* [WORK TO DO]
Print the listing as it stands, omitting all images.

(Items from a figure collection)
-----

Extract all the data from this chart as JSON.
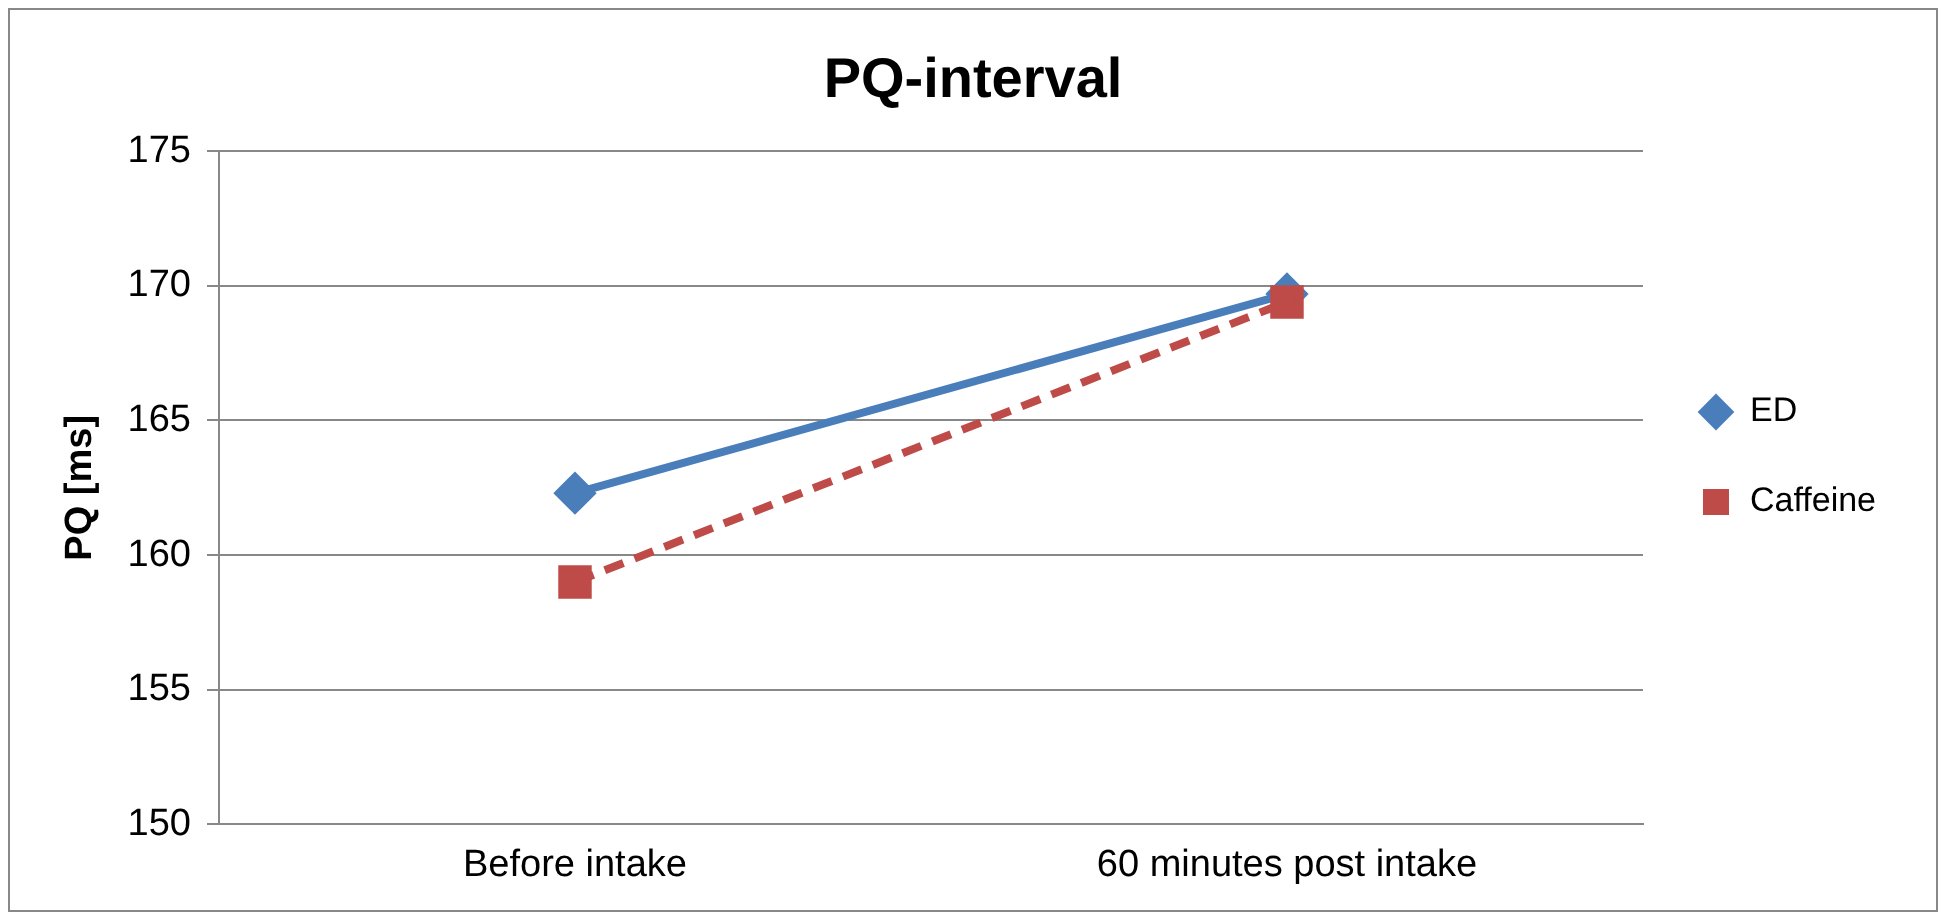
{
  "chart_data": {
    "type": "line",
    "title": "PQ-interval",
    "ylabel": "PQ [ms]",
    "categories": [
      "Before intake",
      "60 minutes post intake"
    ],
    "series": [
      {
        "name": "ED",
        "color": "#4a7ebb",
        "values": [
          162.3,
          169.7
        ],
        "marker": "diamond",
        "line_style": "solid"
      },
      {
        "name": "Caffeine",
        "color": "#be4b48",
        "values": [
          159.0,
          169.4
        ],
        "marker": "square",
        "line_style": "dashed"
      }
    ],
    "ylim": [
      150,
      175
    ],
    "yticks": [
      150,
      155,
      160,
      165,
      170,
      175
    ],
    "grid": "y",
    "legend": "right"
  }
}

-----

* [TASK OUTPUT]
Extract all the data from this chart as JSON.
{
  "chart_data": {
    "type": "line",
    "title": "PQ-interval",
    "ylabel": "PQ [ms]",
    "categories": [
      "Before intake",
      "60 minutes post intake"
    ],
    "series": [
      {
        "name": "ED",
        "color": "#4a7ebb",
        "values": [
          162.3,
          169.7
        ],
        "marker": "diamond",
        "line_style": "solid"
      },
      {
        "name": "Caffeine",
        "color": "#be4b48",
        "values": [
          159.0,
          169.4
        ],
        "marker": "square",
        "line_style": "dashed"
      }
    ],
    "ylim": [
      150,
      175
    ],
    "yticks": [
      150,
      155,
      160,
      165,
      170,
      175
    ],
    "grid": "y",
    "legend": "right"
  }
}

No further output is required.